[Records from a data source]
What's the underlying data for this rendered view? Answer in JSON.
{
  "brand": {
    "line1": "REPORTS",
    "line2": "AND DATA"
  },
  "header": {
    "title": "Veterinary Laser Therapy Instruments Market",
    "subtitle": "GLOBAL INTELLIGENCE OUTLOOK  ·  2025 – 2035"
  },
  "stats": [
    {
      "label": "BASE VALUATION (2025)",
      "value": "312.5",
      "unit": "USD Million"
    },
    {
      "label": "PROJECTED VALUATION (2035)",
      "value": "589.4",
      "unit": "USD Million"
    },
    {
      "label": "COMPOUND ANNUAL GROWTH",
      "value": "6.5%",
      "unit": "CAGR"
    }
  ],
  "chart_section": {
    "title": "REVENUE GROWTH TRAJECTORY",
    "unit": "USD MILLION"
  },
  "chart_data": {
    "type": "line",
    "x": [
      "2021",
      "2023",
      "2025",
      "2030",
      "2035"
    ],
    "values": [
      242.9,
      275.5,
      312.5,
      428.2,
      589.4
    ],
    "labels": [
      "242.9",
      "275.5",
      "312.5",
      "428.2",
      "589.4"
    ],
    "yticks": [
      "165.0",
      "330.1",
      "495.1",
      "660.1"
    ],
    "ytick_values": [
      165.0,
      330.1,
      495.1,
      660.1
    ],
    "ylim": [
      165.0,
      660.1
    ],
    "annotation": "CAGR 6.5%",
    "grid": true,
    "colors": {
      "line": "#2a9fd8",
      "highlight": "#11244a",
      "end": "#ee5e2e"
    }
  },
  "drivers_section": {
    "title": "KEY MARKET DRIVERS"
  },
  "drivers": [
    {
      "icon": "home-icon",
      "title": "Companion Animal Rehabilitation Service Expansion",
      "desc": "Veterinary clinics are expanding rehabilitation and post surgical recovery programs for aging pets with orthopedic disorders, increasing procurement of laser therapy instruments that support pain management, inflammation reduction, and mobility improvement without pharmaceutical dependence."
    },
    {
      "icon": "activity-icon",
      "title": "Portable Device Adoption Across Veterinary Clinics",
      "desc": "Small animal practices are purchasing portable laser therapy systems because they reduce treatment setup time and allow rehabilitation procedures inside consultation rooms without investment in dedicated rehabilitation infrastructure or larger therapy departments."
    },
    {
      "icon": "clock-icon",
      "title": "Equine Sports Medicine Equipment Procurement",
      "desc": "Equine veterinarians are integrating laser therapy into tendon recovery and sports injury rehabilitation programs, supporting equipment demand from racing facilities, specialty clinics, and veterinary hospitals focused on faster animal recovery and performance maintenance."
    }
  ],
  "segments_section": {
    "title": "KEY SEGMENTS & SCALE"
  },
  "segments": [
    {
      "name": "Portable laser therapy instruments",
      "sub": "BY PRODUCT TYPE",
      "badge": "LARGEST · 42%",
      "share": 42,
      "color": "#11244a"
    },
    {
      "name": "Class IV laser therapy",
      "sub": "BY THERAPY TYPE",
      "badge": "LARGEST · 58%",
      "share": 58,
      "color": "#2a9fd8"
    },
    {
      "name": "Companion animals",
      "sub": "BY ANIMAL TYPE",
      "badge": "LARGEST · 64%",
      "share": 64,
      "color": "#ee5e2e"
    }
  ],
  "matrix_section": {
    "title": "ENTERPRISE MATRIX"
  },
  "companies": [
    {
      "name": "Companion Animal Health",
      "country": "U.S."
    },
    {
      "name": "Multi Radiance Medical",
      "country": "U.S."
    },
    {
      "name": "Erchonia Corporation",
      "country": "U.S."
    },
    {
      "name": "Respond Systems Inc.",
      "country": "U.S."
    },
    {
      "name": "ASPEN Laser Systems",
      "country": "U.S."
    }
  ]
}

* _Requirements_:
In the lines above, locate the string "Companion". Copy every line where it occurs.

* _Task output_:
      "title": "Companion Animal Rehabilitation Service Expansion",
      "name": "Companion animals",
      "name": "Companion Animal Health",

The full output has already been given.